Reproduce the listing below line for line, changing nothing.

## begin Given data

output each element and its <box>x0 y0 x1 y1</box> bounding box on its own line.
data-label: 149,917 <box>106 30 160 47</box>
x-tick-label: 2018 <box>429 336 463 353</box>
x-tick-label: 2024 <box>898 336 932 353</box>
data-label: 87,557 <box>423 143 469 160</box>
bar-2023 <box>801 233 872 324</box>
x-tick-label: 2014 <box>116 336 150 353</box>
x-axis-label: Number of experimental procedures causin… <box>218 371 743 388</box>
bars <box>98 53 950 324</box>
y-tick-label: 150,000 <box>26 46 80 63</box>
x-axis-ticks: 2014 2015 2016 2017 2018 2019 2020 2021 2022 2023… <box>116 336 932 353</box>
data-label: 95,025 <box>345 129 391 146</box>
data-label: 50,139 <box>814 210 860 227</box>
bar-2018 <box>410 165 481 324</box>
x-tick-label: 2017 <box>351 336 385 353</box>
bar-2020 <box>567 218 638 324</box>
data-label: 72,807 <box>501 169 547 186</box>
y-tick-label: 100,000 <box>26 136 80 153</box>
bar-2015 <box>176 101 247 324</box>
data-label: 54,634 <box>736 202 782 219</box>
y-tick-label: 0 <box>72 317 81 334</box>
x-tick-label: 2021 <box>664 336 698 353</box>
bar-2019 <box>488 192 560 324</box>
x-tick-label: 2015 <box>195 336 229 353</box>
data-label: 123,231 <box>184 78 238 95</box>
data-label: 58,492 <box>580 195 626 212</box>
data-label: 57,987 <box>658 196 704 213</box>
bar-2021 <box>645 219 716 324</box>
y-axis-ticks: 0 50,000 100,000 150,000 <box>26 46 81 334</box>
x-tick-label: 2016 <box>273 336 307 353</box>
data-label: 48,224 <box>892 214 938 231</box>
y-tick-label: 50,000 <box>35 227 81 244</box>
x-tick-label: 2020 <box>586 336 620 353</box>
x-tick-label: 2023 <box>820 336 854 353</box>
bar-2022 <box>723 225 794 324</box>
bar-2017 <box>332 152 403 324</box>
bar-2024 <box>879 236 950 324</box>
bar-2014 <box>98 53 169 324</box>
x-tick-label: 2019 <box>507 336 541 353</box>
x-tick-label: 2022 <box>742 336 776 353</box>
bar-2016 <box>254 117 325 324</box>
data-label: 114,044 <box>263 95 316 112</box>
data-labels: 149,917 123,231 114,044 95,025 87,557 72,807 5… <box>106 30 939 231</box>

## end Given data

**Response for this exercise**
output each element and its <box>x0 y0 x1 y1</box> bounding box on its own line.
data-label: 149,917 <box>106 30 160 47</box>
x-tick-label: 2018 <box>429 336 463 353</box>
x-tick-label: 2024 <box>898 336 932 353</box>
data-label: 87,557 <box>423 143 469 160</box>
bar-2023 <box>801 233 872 324</box>
x-tick-label: 2014 <box>116 336 150 353</box>
x-axis-label: Number of experimental procedures causin… <box>218 371 743 388</box>
bars <box>98 53 950 324</box>
y-tick-label: 150,000 <box>26 46 80 63</box>
x-axis-ticks: 2014 2015 2016 2017 2018 2019 2020 2021 2022 2023… <box>116 336 932 353</box>
data-label: 95,025 <box>345 129 391 146</box>
data-label: 50,139 <box>814 210 860 227</box>
bar-2018 <box>410 165 481 324</box>
x-tick-label: 2017 <box>351 336 385 353</box>
bar-2020 <box>567 218 638 324</box>
data-label: 72,807 <box>501 169 547 186</box>
y-tick-label: 100,000 <box>26 136 80 153</box>
bar-2015 <box>176 101 247 324</box>
data-label: 54,634 <box>736 202 782 219</box>
y-tick-label: 0 <box>72 317 81 334</box>
x-tick-label: 2021 <box>664 336 698 353</box>
bar-2019 <box>488 192 560 324</box>
x-tick-label: 2015 <box>195 336 229 353</box>
data-label: 123,231 <box>184 78 238 95</box>
data-label: 58,492 <box>580 195 626 212</box>
data-label: 57,987 <box>658 196 704 213</box>
bar-2021 <box>645 219 716 324</box>
y-axis-ticks: 0 50,000 100,000 150,000 <box>26 46 81 334</box>
x-tick-label: 2016 <box>273 336 307 353</box>
data-label: 48,224 <box>892 214 938 231</box>
y-tick-label: 50,000 <box>35 227 81 244</box>
x-tick-label: 2020 <box>586 336 620 353</box>
x-tick-label: 2023 <box>820 336 854 353</box>
bar-2022 <box>723 225 794 324</box>
bar-2017 <box>332 152 403 324</box>
bar-2024 <box>879 236 950 324</box>
bar-2014 <box>98 53 169 324</box>
x-tick-label: 2019 <box>507 336 541 353</box>
x-tick-label: 2022 <box>742 336 776 353</box>
bar-2016 <box>254 117 325 324</box>
data-label: 114,044 <box>263 95 316 112</box>
data-labels: 149,917 123,231 114,044 95,025 87,557 72,807 5… <box>106 30 939 231</box>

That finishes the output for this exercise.